_BERICHT_.
┄┄┄┄┄┄┄┄┄┄

Parlamentskorrespondenz Nr. 255 vom 30.03.2001

EU-ERWEITERUNG - EIN WICHTIGES THEMA IN AUSSENPOLITISCHER DISKUSSION

Ministerin: Beitrittskandidaten begrüßen strategische Partnerschaft

Wien (PK) - Als letzte Beratungsgruppe kam am Freitag das Kapitel "Äußeres" im Nationalrat zum Aufruf. Abgeordneter Dr. CAP (S) stellte die Frage, ob es überhaupt eine "gestaltende österreichische Außenpolitik" gebe. Vor allem im Rahmen der EU, wie zum Beispiel in den Bereichen Vertiefung oder Erweiterung, vermisse er eine originär österreichische Handschrift. Österreich solle sich nicht kleiner machen als es ist, betont er. Für unausgegoren hielt Cap auch die "strategische Partnerschaft", zumal man bisher keine gemeinsamen Interessen erkennen wollte. Was die Auslandskulturarbeit anlangt, so orte er zwar Fortschritte, viele Fragen seien aber noch offen. Schließlich fragte er die Außenministerin, ob sie Bundespräsidentin werden wolle.

┄┄┄┄┄┄┄┄┄┄

_AUFGABENSTELLUNG_. Geben Sie aus dem Bericht über die außenpolitische Debatte den Abschnitt wörtlich wieder, der bei "Wien (PK) - Als" beginnt und bei "Bundespräsidentin werden wolle." endet.

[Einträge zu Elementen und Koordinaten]
┄┄┄┄┄┄┄┄┄┄

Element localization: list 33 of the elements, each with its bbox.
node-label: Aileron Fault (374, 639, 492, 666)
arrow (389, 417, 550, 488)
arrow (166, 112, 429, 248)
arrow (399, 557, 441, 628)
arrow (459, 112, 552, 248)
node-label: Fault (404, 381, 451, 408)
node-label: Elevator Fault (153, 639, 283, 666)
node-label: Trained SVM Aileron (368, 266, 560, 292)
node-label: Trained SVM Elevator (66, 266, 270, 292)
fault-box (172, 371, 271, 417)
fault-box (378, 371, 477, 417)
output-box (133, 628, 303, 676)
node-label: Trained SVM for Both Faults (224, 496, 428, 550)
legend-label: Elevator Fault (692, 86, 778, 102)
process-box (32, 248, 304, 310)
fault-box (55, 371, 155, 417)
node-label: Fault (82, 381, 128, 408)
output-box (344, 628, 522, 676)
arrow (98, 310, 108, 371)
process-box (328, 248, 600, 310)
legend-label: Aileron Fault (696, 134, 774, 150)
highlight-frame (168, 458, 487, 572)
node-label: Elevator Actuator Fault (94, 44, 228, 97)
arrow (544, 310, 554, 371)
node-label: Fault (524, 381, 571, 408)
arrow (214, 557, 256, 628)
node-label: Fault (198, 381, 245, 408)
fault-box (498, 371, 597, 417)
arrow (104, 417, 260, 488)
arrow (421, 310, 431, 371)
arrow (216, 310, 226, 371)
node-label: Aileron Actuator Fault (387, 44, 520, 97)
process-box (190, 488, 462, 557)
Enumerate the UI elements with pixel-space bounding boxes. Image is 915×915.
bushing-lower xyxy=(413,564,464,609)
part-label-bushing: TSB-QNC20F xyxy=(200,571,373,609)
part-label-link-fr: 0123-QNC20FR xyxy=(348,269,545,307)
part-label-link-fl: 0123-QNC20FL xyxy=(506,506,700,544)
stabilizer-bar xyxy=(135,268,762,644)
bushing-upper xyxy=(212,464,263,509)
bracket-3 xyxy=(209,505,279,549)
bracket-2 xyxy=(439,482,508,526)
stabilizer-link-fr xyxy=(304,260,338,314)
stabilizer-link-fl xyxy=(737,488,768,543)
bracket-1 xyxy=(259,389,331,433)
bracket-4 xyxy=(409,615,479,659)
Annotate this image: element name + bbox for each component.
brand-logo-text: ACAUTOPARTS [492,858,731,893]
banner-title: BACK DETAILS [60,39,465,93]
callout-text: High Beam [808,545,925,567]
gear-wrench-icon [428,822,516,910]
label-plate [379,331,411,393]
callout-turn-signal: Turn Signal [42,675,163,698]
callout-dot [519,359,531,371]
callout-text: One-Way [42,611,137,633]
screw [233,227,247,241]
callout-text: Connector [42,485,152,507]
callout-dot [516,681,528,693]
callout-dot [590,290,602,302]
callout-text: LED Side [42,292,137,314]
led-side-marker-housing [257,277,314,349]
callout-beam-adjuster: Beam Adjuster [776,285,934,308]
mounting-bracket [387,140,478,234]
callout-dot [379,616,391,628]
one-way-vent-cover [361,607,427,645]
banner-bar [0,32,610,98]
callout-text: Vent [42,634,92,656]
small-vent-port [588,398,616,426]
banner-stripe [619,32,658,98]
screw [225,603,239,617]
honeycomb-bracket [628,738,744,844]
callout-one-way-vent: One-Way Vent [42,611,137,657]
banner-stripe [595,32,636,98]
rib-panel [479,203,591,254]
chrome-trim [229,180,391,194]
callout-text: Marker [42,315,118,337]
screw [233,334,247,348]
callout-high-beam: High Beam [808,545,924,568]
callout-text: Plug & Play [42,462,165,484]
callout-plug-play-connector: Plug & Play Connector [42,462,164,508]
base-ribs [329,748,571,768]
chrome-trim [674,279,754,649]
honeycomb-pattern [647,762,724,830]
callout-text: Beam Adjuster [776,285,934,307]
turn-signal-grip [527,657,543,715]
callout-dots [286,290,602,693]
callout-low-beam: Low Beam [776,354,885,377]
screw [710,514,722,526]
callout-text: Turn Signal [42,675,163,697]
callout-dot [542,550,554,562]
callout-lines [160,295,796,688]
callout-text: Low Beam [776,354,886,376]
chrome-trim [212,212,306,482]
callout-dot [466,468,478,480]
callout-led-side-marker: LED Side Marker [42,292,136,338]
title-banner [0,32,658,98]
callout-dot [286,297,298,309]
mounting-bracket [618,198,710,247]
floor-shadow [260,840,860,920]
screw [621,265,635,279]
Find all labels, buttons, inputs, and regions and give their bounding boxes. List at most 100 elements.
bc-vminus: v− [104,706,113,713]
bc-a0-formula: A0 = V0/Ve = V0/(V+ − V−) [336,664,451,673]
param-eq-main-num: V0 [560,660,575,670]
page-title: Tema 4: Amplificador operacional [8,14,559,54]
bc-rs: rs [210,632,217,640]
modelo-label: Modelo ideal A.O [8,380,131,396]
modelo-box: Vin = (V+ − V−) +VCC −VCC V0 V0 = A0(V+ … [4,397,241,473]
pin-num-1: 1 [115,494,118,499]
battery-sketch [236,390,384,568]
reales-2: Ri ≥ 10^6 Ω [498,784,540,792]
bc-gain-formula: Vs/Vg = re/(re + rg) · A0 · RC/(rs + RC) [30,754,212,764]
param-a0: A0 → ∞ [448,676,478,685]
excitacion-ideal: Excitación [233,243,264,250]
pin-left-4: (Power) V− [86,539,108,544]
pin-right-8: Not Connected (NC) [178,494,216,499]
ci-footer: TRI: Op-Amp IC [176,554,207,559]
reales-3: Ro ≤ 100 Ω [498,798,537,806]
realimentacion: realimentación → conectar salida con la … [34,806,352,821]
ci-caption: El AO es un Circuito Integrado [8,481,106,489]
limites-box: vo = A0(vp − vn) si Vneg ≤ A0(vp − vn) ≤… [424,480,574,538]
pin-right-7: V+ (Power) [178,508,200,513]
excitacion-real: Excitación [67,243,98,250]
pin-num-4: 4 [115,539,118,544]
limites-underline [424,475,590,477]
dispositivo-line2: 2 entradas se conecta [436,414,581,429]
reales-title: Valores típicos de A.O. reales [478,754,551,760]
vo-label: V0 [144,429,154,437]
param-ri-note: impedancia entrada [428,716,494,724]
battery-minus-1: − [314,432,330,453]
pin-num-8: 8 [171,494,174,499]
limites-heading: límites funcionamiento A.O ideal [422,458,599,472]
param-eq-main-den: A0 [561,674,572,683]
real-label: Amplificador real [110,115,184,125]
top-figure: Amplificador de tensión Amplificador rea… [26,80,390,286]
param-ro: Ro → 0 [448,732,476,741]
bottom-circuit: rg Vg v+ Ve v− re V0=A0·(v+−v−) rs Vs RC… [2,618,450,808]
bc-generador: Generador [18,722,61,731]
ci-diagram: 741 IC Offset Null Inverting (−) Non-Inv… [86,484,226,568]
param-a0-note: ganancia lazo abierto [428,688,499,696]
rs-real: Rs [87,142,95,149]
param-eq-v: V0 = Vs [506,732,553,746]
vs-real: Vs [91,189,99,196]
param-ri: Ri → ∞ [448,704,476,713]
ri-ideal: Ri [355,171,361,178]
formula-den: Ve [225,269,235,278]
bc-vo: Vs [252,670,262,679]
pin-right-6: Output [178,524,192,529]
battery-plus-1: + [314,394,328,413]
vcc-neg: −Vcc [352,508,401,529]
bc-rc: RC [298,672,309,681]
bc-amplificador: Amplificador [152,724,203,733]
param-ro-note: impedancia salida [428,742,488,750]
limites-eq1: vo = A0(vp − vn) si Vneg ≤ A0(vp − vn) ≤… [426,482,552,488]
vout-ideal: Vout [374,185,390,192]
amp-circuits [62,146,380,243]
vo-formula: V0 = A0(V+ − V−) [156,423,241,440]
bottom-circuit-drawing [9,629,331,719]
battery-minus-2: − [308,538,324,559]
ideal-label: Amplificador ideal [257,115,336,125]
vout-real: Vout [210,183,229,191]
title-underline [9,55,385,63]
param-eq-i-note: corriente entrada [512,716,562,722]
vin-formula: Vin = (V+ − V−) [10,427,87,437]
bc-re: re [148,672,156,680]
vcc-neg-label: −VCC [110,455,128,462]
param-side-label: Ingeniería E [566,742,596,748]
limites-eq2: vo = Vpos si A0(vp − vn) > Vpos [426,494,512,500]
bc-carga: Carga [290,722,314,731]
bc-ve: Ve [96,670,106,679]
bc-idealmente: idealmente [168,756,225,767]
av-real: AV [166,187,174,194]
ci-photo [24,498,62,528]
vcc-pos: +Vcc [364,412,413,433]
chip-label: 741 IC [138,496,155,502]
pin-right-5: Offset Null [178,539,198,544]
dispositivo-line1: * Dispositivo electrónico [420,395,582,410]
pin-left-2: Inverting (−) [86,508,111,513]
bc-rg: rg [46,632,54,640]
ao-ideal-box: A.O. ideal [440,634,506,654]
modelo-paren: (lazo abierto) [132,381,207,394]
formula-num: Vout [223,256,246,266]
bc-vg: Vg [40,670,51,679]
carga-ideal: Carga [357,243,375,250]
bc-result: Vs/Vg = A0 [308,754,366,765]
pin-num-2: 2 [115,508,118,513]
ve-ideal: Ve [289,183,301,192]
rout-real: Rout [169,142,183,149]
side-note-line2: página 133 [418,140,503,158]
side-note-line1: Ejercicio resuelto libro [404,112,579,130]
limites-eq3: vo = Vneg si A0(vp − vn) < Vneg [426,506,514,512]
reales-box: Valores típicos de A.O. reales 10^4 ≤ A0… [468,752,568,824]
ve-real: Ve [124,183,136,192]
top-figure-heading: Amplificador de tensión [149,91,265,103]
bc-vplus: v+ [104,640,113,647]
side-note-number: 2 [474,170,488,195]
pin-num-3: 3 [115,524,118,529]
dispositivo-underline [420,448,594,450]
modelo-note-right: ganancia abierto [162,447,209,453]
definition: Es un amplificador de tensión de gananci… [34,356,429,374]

┄┄┄┄┄┄┄┄┄┄

_ERWARTETE LÖSUNG_.
Wien (PK) - Als letzte Beratungsgruppe kam am Freitag das Kapitel "Äußeres" im Nationalrat zum Aufruf. Abgeordneter Dr. CAP (S) stellte die Frage, ob es überhaupt eine "gestaltende österreichische Außenpolitik" gebe. Vor allem im Rahmen der EU, wie zum Beispiel in den Bereichen Vertiefung oder Erweiterung, vermisse er eine originär österreichische Handschrift. Österreich solle sich nicht kleiner machen als es ist, betont er. Für unausgegoren hielt Cap auch die "strategische Partnerschaft", zumal man bisher keine gemeinsamen Interessen erkennen wollte. Was die Auslandskulturarbeit anlangt, so orte er zwar Fortschritte, viele Fragen seien aber noch offen. Schließlich fragte er die Außenministerin, ob sie Bundespräsidentin werden wolle.